Xavier Legrand : C’est un genre que j’avais envie d’approfondir d’une autre manière et il y a en effet un pont avec mon film précédent, car on parle de nouveau ici du patriarcat. Le genre épouvante permet de le faire de manière assez physique.

Les figures paternelles sont affreuses dans les deux films...
Oui, mais je n’invente rien : il suffit de lire les faits divers, où les maris et les pères ne font pas bonne figure. Sauf que dans ce film, au lieu de parler de la violence à l’encontre des femmes, je montre la violence de l’homme avec son fils et comment cette agressivité se perpétue à travers le silence. Le Successeur est l'incarnation symbolique de ce fantôme indestructible, auquel on ne peut jamais échapper, qu'est la figure paternelle et qui a tant de poids dans notre société, comme patron, chef de famille... On dit au nom du père, tel père tel fils... C'est cette maudite culture patriarcale que nous portons en nous qui a imposé un régime qui écrase totalement les enfants.

Le terrible héritage du père dans votre film continue de se perpétuer, et lui-même continue de faire le mal après la mort.
Oui, c’est clair : le mal est puissant et l'être humain le cultive. Notre culture a mis une telle pression sur la figure paternelle que cela fait beaucoup de dégâts : il faudrait déconstruire totalement la culture dans laquelle nous vivons. C'est aussi ce que montrent les tragédies grecques : l'oracle et le destin.

- [Énoncé A]:
Répondez à ces questions d'après le texte, en marquant chaque réponse comme sa question.
(i) Quel genre permet, selon Xavier Legrand, de parler du patriarcat de manière assez physique ?
(ii) Quelle violence le film montre-t-il au lieu de la violence à l'encontre des femmes ?
(iii) Qu'est-ce qui montre aussi, d'après la dernière réponse, l'oracle et le destin ?
- [Énoncé B]:
Pour chaque affirmation, dites si elle est conforme au texte. Répondez par oui ou par non et citez les mots décisifs du texte.
(i) Xavier Legrand dit avoir inventé ces figures paternelles affreuses.
(ii) Le Successeur incarne symboliquement la figure paternelle.
(iii) Selon Xavier Legrand, il suffirait de réformer légèrement notre culture.

- [Données]:
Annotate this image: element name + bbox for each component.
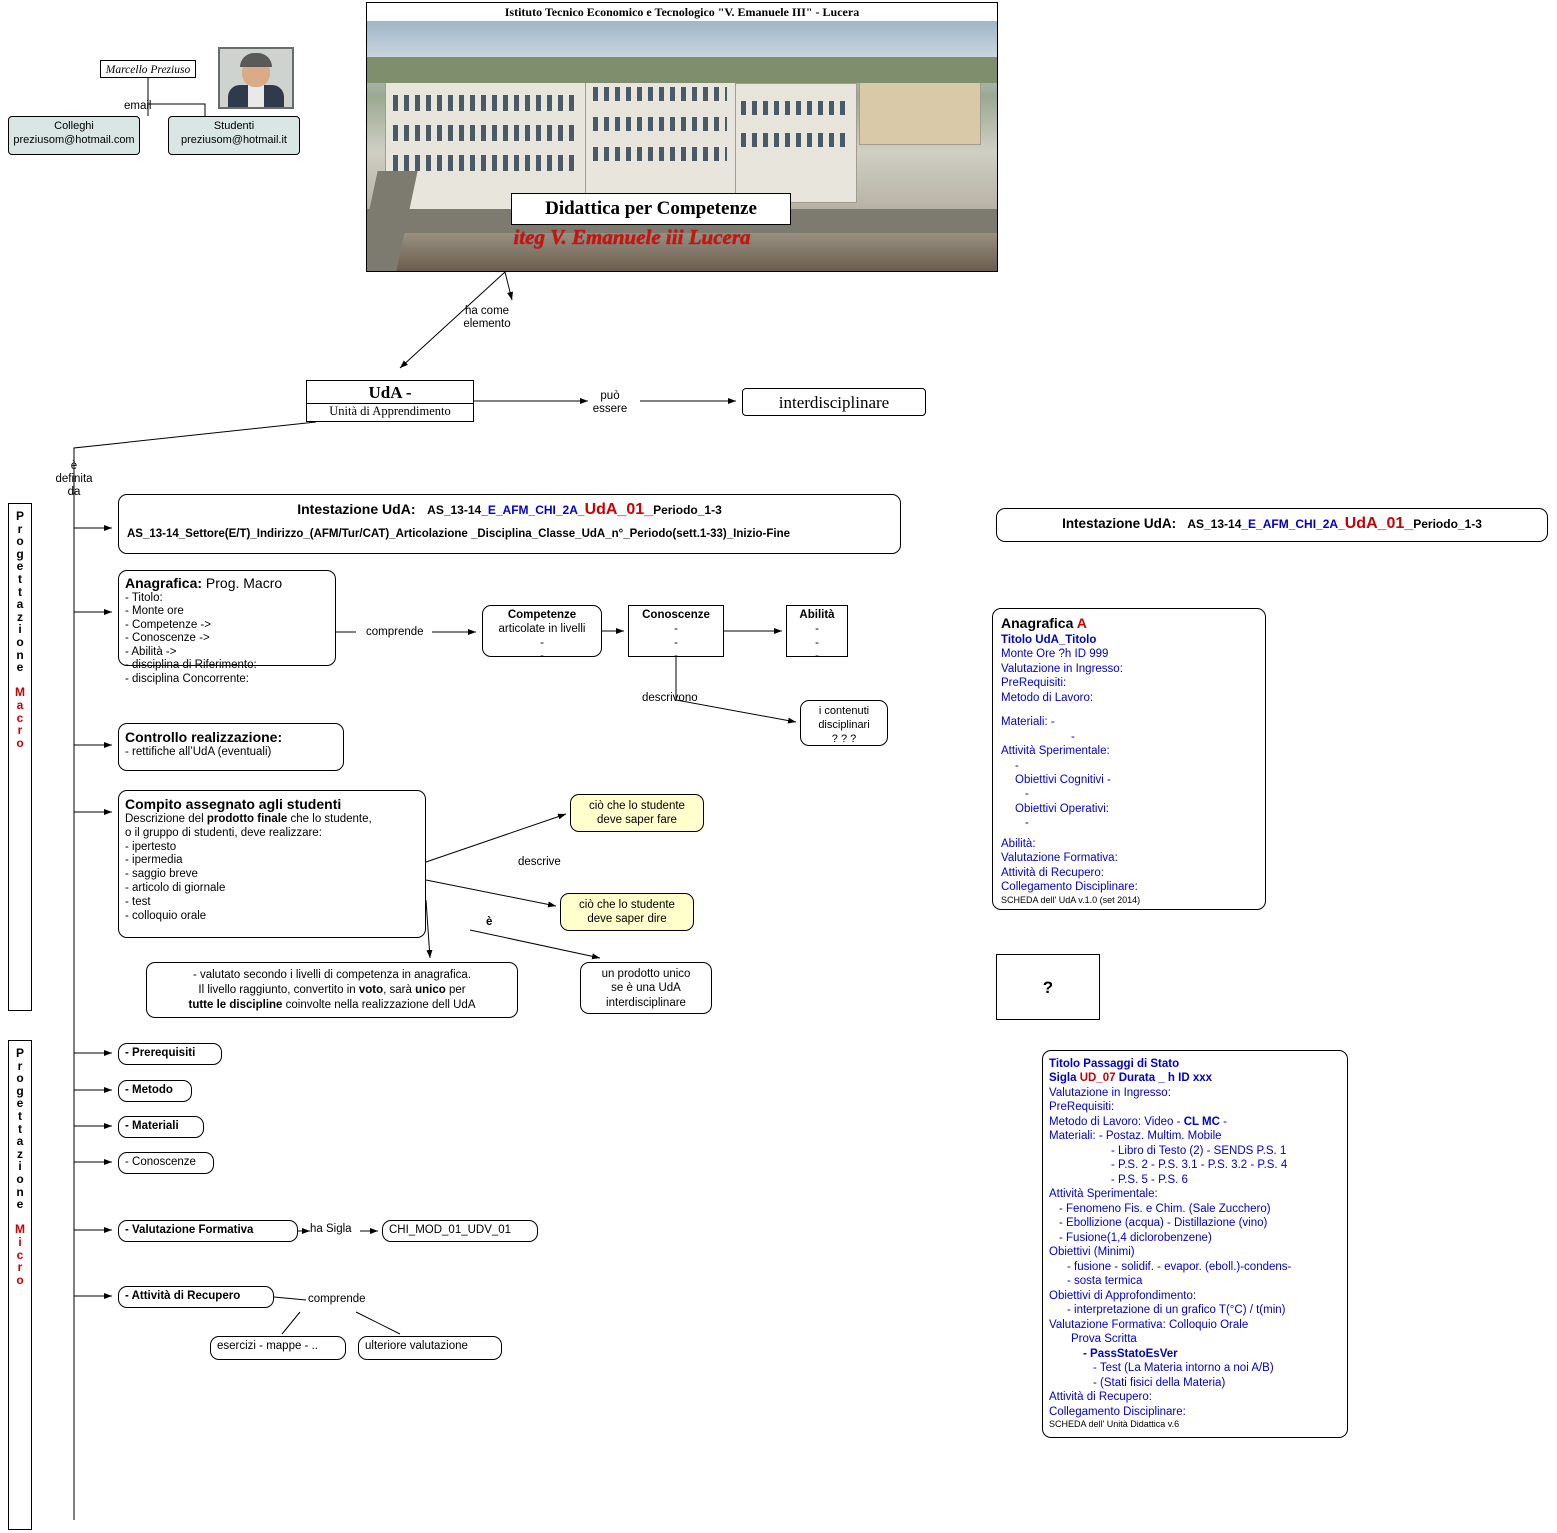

- [Corrigé complet A]:
(i) Le genre épouvante.
(ii) La violence de l'homme avec son fils.
(iii) Les tragédies grecques.

- [Corrigé complet B]:
(i) Non : « je n’invente rien ».
(ii) Oui : « Le Successeur est l'incarnation symbolique de ce fantôme indestructible, auquel on ne peut jamais échapper, qu'est la figure paternelle ».
(iii) Non : « il faudrait déconstruire totalement la culture dans laquelle nous vivons ».